DESCRIPTION OF THE TASK: Output the records exactly as they appear, with no pictures included.
>> BEGIN ENTRIES SUPPLIED
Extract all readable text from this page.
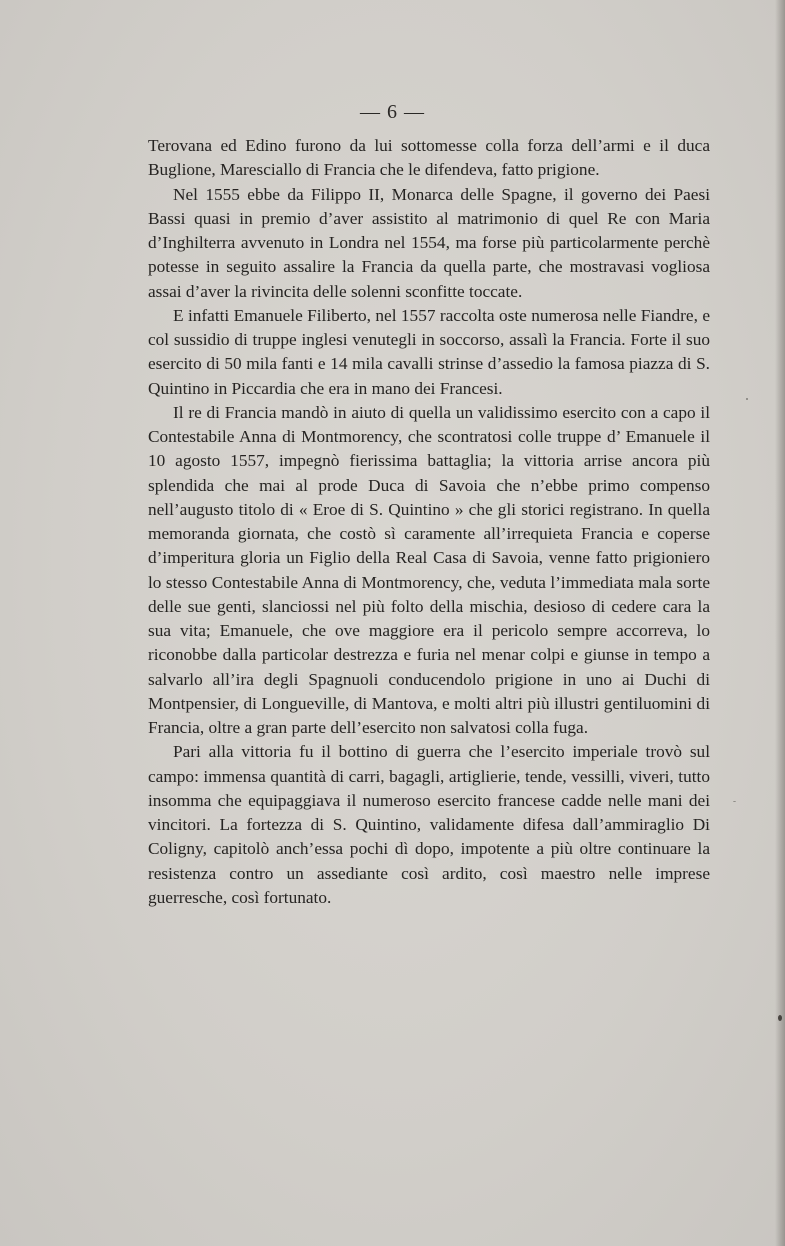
— 6 —

Terovana ed Edino furono da lui sottomesse colla forza dell’armi e il duca Buglione, Maresciallo di Francia che le difendeva, fatto prigione.

Nel 1555 ebbe da Filippo II, Monarca delle Spagne, il governo dei Paesi Bassi quasi in premio d’aver assistito al matrimonio di quel Re con Maria d’Inghilterra avvenuto in Londra nel 1554, ma forse più particolarmente perchè potesse in seguito assalire la Francia da quella parte, che mostravasi vogliosa assai d’aver la rivincita delle solenni sconfitte toccate.

E infatti Emanuele Filiberto, nel 1557 raccolta oste numerosa nelle Fiandre, e col sussidio di truppe inglesi venutegli in soccorso, assalì la Francia. Forte il suo esercito di 50 mila fanti e 14 mila cavalli strinse d’assedio la famosa piazza di S. Quintino in Piccardia che era in mano dei Francesi.

Il re di Francia mandò in aiuto di quella un validissimo esercito con a capo il Contestabile Anna di Montmorency, che scontratosi colle truppe d’ Emanuele il 10 agosto 1557, impegnò fierissima battaglia; la vittoria arrise ancora più splendida che mai al prode Duca di Savoia che n’ebbe primo compenso nell’augusto titolo di « Eroe di S. Quintino » che gli storici registrano. In quella memoranda giornata, che costò sì caramente all’irrequieta Francia e coperse d’imperitura gloria un Figlio della Real Casa di Savoia, venne fatto prigioniero lo stesso Contestabile Anna di Montmorency, che, veduta l’immediata mala sorte delle sue genti, slanciossi nel più folto della mischia, desioso di cedere cara la sua vita; Emanuele, che ove maggiore era il pericolo sempre accorreva, lo riconobbe dalla particolar destrezza e furia nel menar colpi e giunse in tempo a salvarlo all’ira degli Spagnuoli conducendolo prigione in uno ai Duchi di Montpensier, di Longueville, di Mantova, e molti altri più illustri gentiluomini di Francia, oltre a gran parte dell’esercito non salvatosi colla fuga.

Pari alla vittoria fu il bottino di guerra che l’esercito imperiale trovò sul campo: immensa quantità di carri, bagagli, artiglierie, tende, vessilli, viveri, tutto insomma che equipaggiava il numeroso esercito francese cadde nelle mani dei vincitori. La fortezza di S. Quintino, validamente difesa dall’ammiraglio Di Coligny, capitolò anch’essa pochi dì dopo, impotente a più oltre continuare la resistenza contro un assediante così ardito, così maestro nelle imprese guerresche, così fortunato.
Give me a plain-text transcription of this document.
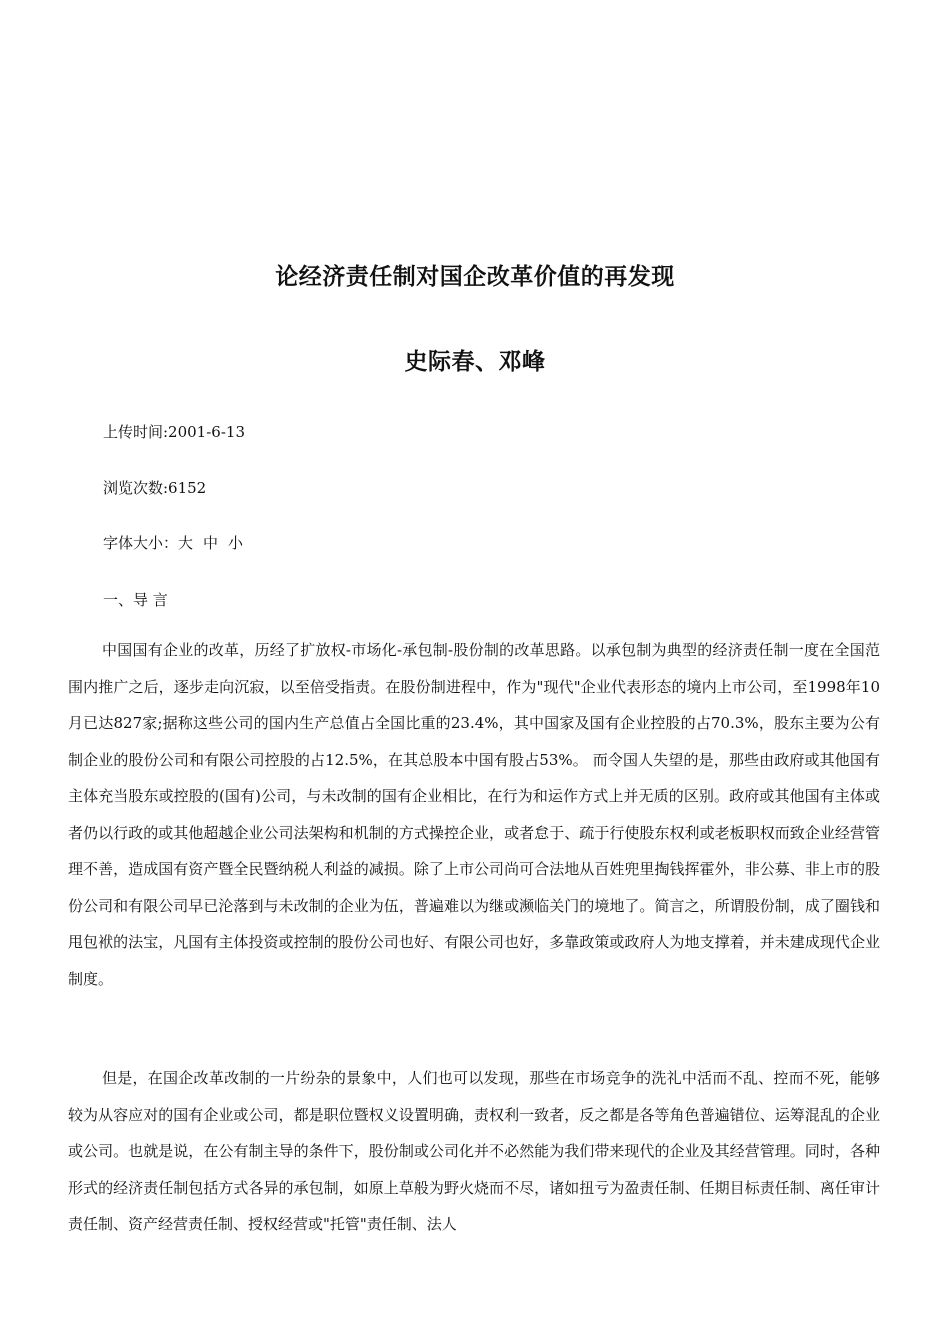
论经济责任制对国企改革价值的再发现
史际春、邓峰

上传时间:2001-6-13

浏览次数:6152

字体大小：大 中 小

一、导 言

中国国有企业的改革，历经了扩放权-市场化-承包制-股份制的改革思路。以承包制为典型的经济责任制一度在全国范围内推广之后，逐步走向沉寂，以至倍受指责。在股份制进程中，作为"现代"企业代表形态的境内上市公司，至1998年10月已达827家;据称这些公司的国内生产总值占全国比重的23.4%，其中国家及国有企业控股的占70.3%，股东主要为公有制企业的股份公司和有限公司控股的占12.5%，在其总股本中国有股占53%。 而令国人失望的是，那些由政府或其他国有主体充当股东或控股的(国有)公司，与未改制的国有企业相比，在行为和运作方式上并无质的区别。政府或其他国有主体或者仍以行政的或其他超越企业公司法架构和机制的方式操控企业，或者怠于、疏于行使股东权利或老板职权而致企业经营管理不善，造成国有资产暨全民暨纳税人利益的减损。除了上市公司尚可合法地从百姓兜里掏钱挥霍外，非公募、非上市的股份公司和有限公司早已沦落到与未改制的企业为伍，普遍难以为继或濒临关门的境地了。简言之，所谓股份制，成了圈钱和甩包袱的法宝，凡国有主体投资或控制的股份公司也好、有限公司也好，多靠政策或政府人为地支撑着，并未建成现代企业制度。

但是，在国企改革改制的一片纷杂的景象中，人们也可以发现，那些在市场竞争的洗礼中活而不乱、控而不死，能够较为从容应对的国有企业或公司，都是职位暨权义设置明确，责权利一致者，反之都是各等角色普遍错位、运筹混乱的企业或公司。也就是说，在公有制主导的条件下，股份制或公司化并不必然能为我们带来现代的企业及其经营管理。同时，各种形式的经济责任制包括方式各异的承包制，如原上草般为野火烧而不尽，诸如扭亏为盈责任制、任期目标责任制、离任审计责任制、资产经营责任制、授权经营或"托管"责任制、法人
>> END ENTRIES SUPPLIED
FULL ANSWER:
Extract all readable text from this page.
— 6 —

Terovana ed Edino furono da lui sottomesse colla forza dell’armi e il duca Buglione, Maresciallo di Francia che le difendeva, fatto prigione.

Nel 1555 ebbe da Filippo II, Monarca delle Spagne, il governo dei Paesi Bassi quasi in premio d’aver assistito al matrimonio di quel Re con Maria d’Inghilterra avvenuto in Londra nel 1554, ma forse più particolarmente perchè potesse in seguito assalire la Francia da quella parte, che mostravasi vogliosa assai d’aver la rivincita delle solenni sconfitte toccate.

E infatti Emanuele Filiberto, nel 1557 raccolta oste numerosa nelle Fiandre, e col sussidio di truppe inglesi venutegli in soccorso, assalì la Francia. Forte il suo esercito di 50 mila fanti e 14 mila cavalli strinse d’assedio la famosa piazza di S. Quintino in Piccardia che era in mano dei Francesi.

Il re di Francia mandò in aiuto di quella un validissimo esercito con a capo il Contestabile Anna di Montmorency, che scontratosi colle truppe d’ Emanuele il 10 agosto 1557, impegnò fierissima battaglia; la vittoria arrise ancora più splendida che mai al prode Duca di Savoia che n’ebbe primo compenso nell’augusto titolo di « Eroe di S. Quintino » che gli storici registrano. In quella memoranda giornata, che costò sì caramente all’irrequieta Francia e coperse d’imperitura gloria un Figlio della Real Casa di Savoia, venne fatto prigioniero lo stesso Contestabile Anna di Montmorency, che, veduta l’immediata mala sorte delle sue genti, slanciossi nel più folto della mischia, desioso di cedere cara la sua vita; Emanuele, che ove maggiore era il pericolo sempre accorreva, lo riconobbe dalla particolar destrezza e furia nel menar colpi e giunse in tempo a salvarlo all’ira degli Spagnuoli conducendolo prigione in uno ai Duchi di Montpensier, di Longueville, di Mantova, e molti altri più illustri gentiluomini di Francia, oltre a gran parte dell’esercito non salvatosi colla fuga.

Pari alla vittoria fu il bottino di guerra che l’esercito imperiale trovò sul campo: immensa quantità di carri, bagagli, artiglierie, tende, vessilli, viveri, tutto insomma che equipaggiava il numeroso esercito francese cadde nelle mani dei vincitori. La fortezza di S. Quintino, validamente difesa dall’ammiraglio Di Coligny, capitolò anch’essa pochi dì dopo, impotente a più oltre continuare la resistenza contro un assediante così ardito, così maestro nelle imprese guerresche, così fortunato.
Give me a plain-text transcription of this document.
论经济责任制对国企改革价值的再发现
史际春、邓峰

上传时间:2001-6-13

浏览次数:6152

字体大小：大 中 小

一、导 言

中国国有企业的改革，历经了扩放权-市场化-承包制-股份制的改革思路。以承包制为典型的经济责任制一度在全国范围内推广之后，逐步走向沉寂，以至倍受指责。在股份制进程中，作为"现代"企业代表形态的境内上市公司，至1998年10月已达827家;据称这些公司的国内生产总值占全国比重的23.4%，其中国家及国有企业控股的占70.3%，股东主要为公有制企业的股份公司和有限公司控股的占12.5%，在其总股本中国有股占53%。 而令国人失望的是，那些由政府或其他国有主体充当股东或控股的(国有)公司，与未改制的国有企业相比，在行为和运作方式上并无质的区别。政府或其他国有主体或者仍以行政的或其他超越企业公司法架构和机制的方式操控企业，或者怠于、疏于行使股东权利或老板职权而致企业经营管理不善，造成国有资产暨全民暨纳税人利益的减损。除了上市公司尚可合法地从百姓兜里掏钱挥霍外，非公募、非上市的股份公司和有限公司早已沦落到与未改制的企业为伍，普遍难以为继或濒临关门的境地了。简言之，所谓股份制，成了圈钱和甩包袱的法宝，凡国有主体投资或控制的股份公司也好、有限公司也好，多靠政策或政府人为地支撑着，并未建成现代企业制度。

但是，在国企改革改制的一片纷杂的景象中，人们也可以发现，那些在市场竞争的洗礼中活而不乱、控而不死，能够较为从容应对的国有企业或公司，都是职位暨权义设置明确，责权利一致者，反之都是各等角色普遍错位、运筹混乱的企业或公司。也就是说，在公有制主导的条件下，股份制或公司化并不必然能为我们带来现代的企业及其经营管理。同时，各种形式的经济责任制包括方式各异的承包制，如原上草般为野火烧而不尽，诸如扭亏为盈责任制、任期目标责任制、离任审计责任制、资产经营责任制、授权经营或"托管"责任制、法人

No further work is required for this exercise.